THE EXERCISE:
Copy out each line of the material below that holds the string "Prinzip".

SOURCE DATA:
━━━
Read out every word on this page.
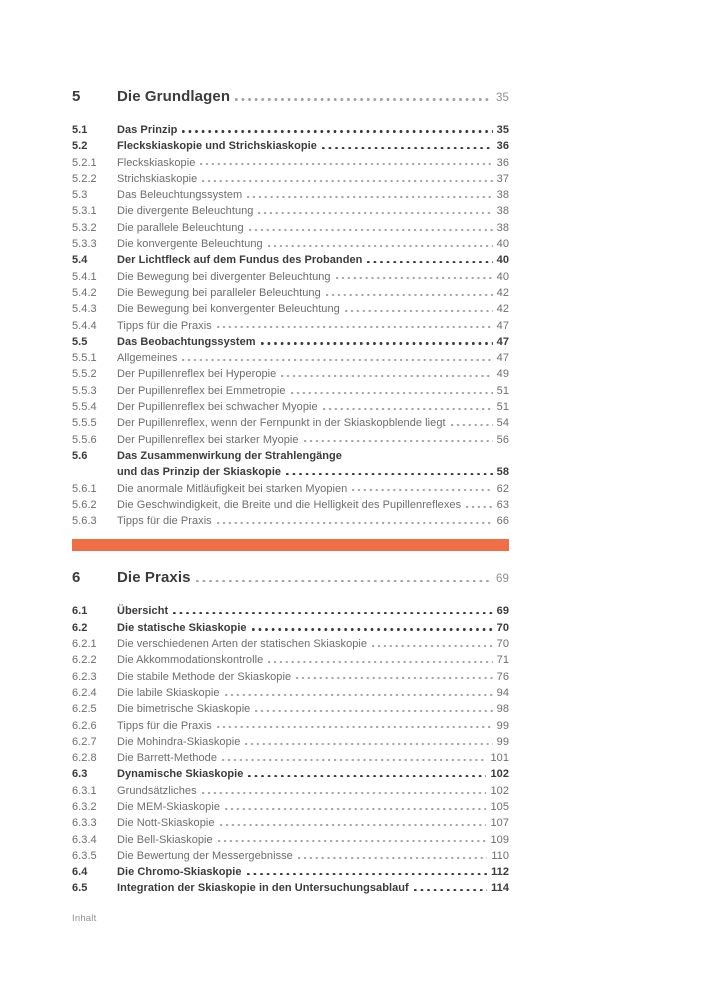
5	Die Grundlagen	35
5.1	Das Prinzip	35
5.2	Fleckskiaskopie und Strichskiaskopie	36
5.2.1	Fleckskiaskopie	36
5.2.2	Strichskiaskopie	37
5.3	Das Beleuchtungssystem	38
5.3.1	Die divergente Beleuchtung	38
5.3.2	Die parallele Beleuchtung	38
5.3.3	Die konvergente Beleuchtung	40
5.4	Der Lichtfleck auf dem Fundus des Probanden	40
5.4.1	Die Bewegung bei divergenter Beleuchtung	40
5.4.2	Die Bewegung bei paralleler Beleuchtung	42
5.4.3	Die Bewegung bei konvergenter Beleuchtung	42
5.4.4	Tipps für die Praxis	47
5.5	Das Beobachtungssystem	47
5.5.1	Allgemeines	47
5.5.2	Der Pupillenreflex bei Hyperopie	49
5.5.3	Der Pupillenreflex bei Emmetropie	51
5.5.4	Der Pupillenreflex bei schwacher Myopie	51
5.5.5	Der Pupillenreflex, wenn der Fernpunkt in der Skiaskopblende liegt	54
5.5.6	Der Pupillenreflex bei starker Myopie	56
5.6	Das Zusammenwirkung der Strahlengänge
und das Prinzip der Skiaskopie	58
5.6.1	Die anormale Mitläufigkeit bei starken Myopien	62
5.6.2	Die Geschwindigkeit, die Breite und die Helligkeit des Pupillenreflexes	63
5.6.3	Tipps für die Praxis	66
6	Die Praxis	69
6.1	Übersicht	69
6.2	Die statische Skiaskopie	70
6.2.1	Die verschiedenen Arten der statischen Skiaskopie	70
6.2.2	Die Akkommodationskontrolle	71
6.2.3	Die stabile Methode der Skiaskopie	76
6.2.4	Die labile Skiaskopie	94
6.2.5	Die bimetrische Skiaskopie	98
6.2.6	Tipps für die Praxis	99
6.2.7	Die Mohindra-Skiaskopie	99
6.2.8	Die Barrett-Methode	101
6.3	Dynamische Skiaskopie	102
6.3.1	Grundsätzliches	102
6.3.2	Die MEM-Skiaskopie	105
6.3.3	Die Nott-Skiaskopie	107
6.3.4	Die Bell-Skiaskopie	109
6.3.5	Die Bewertung der Messergebnisse	110
6.4	Die Chromo-Skiaskopie	112
6.5	Integration der Skiaskopie in den Untersuchungsablauf	114
Inhalt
━━━
FINAL RESULT:
5.1	Das Prinzip	35
und das Prinzip der Skiaskopie	58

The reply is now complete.